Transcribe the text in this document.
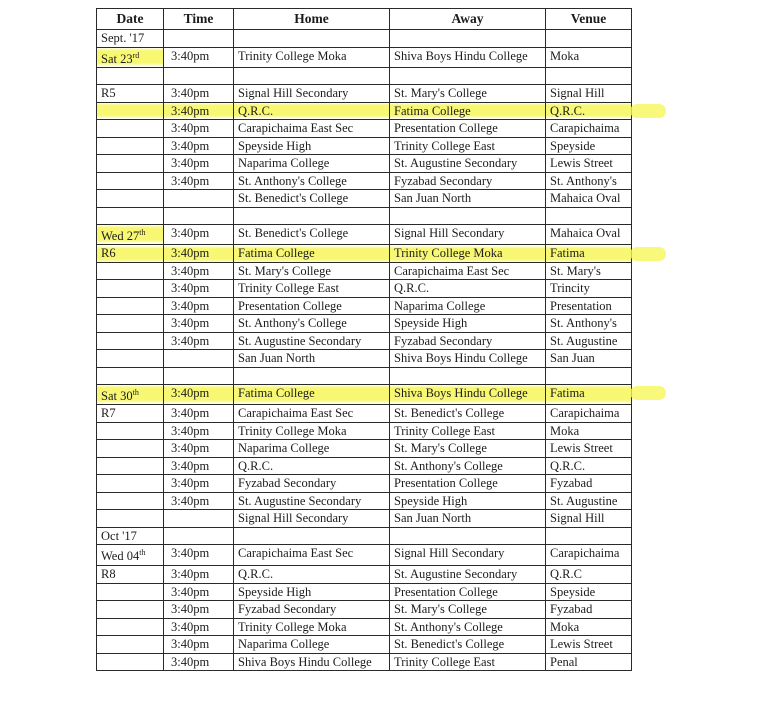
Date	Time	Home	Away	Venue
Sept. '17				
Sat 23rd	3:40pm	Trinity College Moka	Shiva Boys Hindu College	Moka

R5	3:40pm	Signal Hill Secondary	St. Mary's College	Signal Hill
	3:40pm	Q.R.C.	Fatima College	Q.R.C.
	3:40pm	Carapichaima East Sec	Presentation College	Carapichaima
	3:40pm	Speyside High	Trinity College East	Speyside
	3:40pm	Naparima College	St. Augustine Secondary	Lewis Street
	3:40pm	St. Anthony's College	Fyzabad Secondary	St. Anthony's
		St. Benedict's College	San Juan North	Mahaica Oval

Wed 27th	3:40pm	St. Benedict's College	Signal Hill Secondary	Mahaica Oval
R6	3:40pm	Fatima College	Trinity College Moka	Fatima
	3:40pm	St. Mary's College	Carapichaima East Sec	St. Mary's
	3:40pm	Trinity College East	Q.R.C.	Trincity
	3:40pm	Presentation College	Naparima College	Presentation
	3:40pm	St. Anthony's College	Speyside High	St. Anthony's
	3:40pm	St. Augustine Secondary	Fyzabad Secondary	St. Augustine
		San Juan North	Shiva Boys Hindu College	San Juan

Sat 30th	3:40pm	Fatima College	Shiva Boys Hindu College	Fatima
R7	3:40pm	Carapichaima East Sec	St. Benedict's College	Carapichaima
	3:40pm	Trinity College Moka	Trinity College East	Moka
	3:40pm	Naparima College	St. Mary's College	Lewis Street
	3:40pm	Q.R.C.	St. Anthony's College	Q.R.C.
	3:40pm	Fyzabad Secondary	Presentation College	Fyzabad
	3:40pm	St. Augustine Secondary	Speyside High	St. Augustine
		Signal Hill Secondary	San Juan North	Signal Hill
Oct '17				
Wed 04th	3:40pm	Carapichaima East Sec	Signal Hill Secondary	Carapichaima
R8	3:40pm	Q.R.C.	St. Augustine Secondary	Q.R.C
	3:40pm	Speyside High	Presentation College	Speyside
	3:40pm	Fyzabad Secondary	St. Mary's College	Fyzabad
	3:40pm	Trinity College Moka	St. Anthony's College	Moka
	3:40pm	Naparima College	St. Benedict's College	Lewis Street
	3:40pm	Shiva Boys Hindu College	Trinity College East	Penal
________________________________________
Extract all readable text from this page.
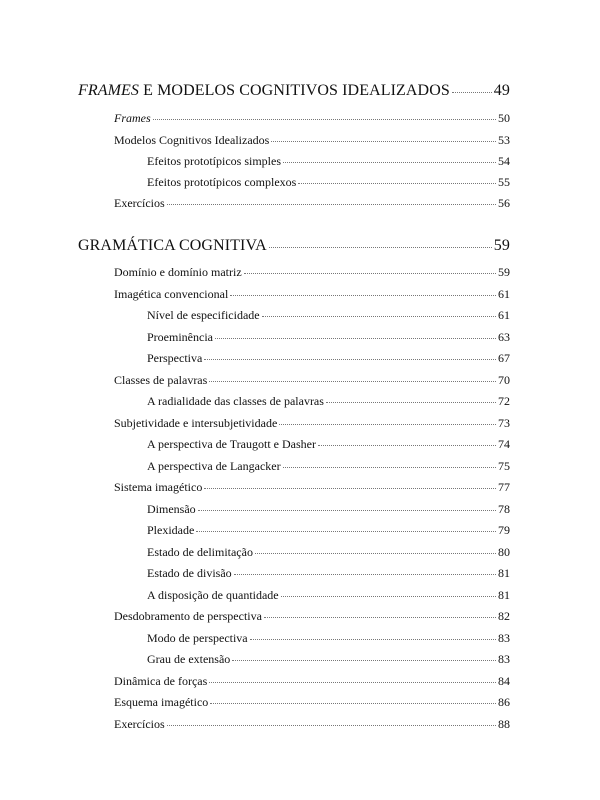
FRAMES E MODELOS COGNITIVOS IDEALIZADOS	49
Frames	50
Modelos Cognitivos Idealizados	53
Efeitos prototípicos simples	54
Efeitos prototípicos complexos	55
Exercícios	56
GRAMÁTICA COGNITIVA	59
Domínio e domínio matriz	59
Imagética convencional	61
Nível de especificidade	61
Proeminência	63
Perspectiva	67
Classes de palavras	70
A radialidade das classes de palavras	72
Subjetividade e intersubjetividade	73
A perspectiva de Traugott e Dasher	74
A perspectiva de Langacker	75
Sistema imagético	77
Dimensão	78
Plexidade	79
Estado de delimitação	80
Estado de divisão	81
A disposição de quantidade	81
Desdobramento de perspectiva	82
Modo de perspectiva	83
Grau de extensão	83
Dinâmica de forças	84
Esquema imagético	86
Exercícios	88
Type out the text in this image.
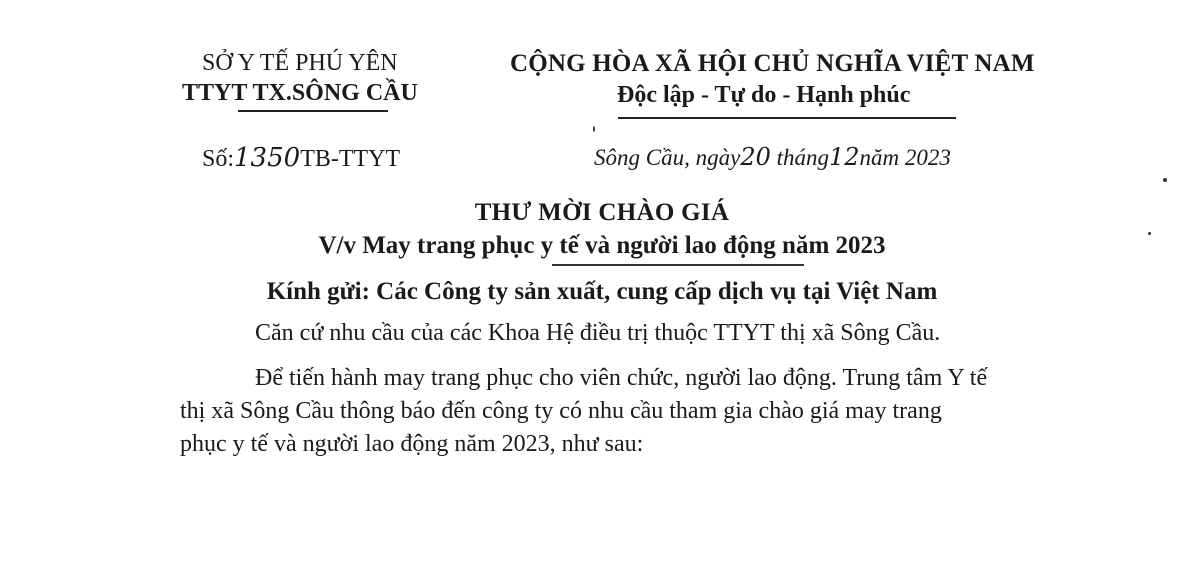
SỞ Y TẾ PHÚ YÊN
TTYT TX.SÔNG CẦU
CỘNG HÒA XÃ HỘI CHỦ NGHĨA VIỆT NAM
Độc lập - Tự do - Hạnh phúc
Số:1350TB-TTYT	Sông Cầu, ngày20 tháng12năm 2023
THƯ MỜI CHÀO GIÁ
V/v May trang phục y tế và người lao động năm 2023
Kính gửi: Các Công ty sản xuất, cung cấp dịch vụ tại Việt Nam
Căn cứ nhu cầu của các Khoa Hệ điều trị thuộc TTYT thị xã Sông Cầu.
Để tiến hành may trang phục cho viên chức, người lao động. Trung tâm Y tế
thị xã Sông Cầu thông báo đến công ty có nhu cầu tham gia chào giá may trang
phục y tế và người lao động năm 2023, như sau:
________________________________________
*Task goal:* Return every line of the preceding records in which the word "palavras" appears.

*The answer:*
Classes de palavras	70
A radialidade das classes de palavras	72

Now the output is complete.